**EXERCISE TASK**
For every line in the data below that contains "products", copy the line.
--------------------
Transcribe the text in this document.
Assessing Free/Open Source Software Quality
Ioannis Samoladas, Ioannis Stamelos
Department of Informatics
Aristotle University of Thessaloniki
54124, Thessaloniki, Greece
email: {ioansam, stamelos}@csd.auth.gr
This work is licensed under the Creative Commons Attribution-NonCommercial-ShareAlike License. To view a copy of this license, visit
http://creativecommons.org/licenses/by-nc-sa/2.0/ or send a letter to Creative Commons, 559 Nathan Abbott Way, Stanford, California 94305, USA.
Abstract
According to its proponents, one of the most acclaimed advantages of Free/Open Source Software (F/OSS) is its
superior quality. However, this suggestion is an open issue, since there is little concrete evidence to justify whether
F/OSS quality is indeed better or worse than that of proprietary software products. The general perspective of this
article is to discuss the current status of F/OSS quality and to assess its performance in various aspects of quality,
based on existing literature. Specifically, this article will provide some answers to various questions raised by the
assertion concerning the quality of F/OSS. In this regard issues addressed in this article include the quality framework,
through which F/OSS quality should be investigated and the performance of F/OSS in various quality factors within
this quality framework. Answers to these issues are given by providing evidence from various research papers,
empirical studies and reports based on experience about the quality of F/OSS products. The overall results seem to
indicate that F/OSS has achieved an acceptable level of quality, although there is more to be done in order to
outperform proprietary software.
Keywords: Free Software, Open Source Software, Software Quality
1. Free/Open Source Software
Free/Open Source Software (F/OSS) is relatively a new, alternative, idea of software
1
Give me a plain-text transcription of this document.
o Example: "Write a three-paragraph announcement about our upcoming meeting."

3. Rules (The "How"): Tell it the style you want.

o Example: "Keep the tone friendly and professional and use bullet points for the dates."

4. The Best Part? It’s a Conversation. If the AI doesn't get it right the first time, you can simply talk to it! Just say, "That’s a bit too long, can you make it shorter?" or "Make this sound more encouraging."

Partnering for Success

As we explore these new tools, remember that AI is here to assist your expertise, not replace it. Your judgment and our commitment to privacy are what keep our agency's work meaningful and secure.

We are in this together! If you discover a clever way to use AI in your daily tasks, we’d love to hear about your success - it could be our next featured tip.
--------------------
**ANSWER TO THIS TASK**
F/OSS quality is indeed better or worse than that of proprietary software products. The general perspective of this
empirical studies and reports based on experience about the quality of F/OSS products. The overall results seem to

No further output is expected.